** BEGIN DATA SHOWN **

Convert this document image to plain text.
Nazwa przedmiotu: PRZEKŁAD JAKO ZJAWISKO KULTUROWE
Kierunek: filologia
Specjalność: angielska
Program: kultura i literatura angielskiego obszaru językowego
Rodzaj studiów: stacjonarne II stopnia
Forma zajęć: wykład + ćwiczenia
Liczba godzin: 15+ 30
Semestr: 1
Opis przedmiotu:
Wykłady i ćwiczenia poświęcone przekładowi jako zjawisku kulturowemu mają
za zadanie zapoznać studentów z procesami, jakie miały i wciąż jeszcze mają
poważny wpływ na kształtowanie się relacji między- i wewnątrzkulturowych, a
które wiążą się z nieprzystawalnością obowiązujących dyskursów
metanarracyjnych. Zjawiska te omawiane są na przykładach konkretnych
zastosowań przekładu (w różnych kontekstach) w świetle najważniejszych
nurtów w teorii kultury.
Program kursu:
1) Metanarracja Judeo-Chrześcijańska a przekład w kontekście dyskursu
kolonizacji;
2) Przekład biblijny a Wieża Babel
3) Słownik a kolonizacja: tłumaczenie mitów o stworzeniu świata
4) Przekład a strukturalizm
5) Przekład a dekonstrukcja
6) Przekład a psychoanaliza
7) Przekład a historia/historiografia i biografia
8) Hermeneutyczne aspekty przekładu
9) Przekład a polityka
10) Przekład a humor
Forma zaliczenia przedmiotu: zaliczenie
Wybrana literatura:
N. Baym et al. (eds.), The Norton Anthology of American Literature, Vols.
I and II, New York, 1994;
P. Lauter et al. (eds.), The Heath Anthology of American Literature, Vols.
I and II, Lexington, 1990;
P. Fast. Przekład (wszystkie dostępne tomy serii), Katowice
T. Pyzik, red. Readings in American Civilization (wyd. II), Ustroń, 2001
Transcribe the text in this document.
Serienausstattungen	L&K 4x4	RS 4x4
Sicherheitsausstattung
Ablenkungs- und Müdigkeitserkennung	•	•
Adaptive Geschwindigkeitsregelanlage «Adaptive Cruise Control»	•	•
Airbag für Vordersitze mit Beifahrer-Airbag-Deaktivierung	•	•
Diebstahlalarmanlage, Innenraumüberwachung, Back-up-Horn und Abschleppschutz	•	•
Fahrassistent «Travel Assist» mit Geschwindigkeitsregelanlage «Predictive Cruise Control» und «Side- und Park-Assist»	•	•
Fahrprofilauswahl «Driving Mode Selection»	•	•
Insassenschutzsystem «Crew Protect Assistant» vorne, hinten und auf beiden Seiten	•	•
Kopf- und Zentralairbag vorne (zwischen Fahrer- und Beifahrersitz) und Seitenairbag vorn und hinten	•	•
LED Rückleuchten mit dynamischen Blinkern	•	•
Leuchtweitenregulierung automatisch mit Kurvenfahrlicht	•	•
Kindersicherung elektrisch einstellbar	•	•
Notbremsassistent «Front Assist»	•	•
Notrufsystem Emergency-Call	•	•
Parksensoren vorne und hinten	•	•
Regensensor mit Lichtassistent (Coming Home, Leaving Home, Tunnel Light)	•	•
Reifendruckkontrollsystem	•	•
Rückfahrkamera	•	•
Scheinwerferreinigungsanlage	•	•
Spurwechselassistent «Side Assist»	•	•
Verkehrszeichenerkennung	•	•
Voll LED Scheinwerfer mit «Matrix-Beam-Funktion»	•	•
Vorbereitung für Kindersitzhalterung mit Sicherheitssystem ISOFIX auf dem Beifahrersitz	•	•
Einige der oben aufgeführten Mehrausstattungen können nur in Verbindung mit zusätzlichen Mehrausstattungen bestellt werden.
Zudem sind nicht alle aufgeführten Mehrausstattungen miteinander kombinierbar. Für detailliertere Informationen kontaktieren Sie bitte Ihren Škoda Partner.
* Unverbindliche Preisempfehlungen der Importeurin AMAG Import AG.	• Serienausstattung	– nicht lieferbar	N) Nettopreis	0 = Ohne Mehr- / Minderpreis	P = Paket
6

** END DATA SHOWN **

## PROBLEM
Pull out every line in the data above that has the word "nicht".

## PROBLEM SOLUTION
Zudem sind nicht alle aufgeführten Mehrausstattungen miteinander kombinierbar. Für detailliertere Informationen kontaktieren Sie bitte Ihren Škoda Partner.
* Unverbindliche Preisempfehlungen der Importeurin AMAG Import AG.	• Serienausstattung	– nicht lieferbar	N) Nettopreis	0 = Ohne Mehr- / Minderpreis	P = Paket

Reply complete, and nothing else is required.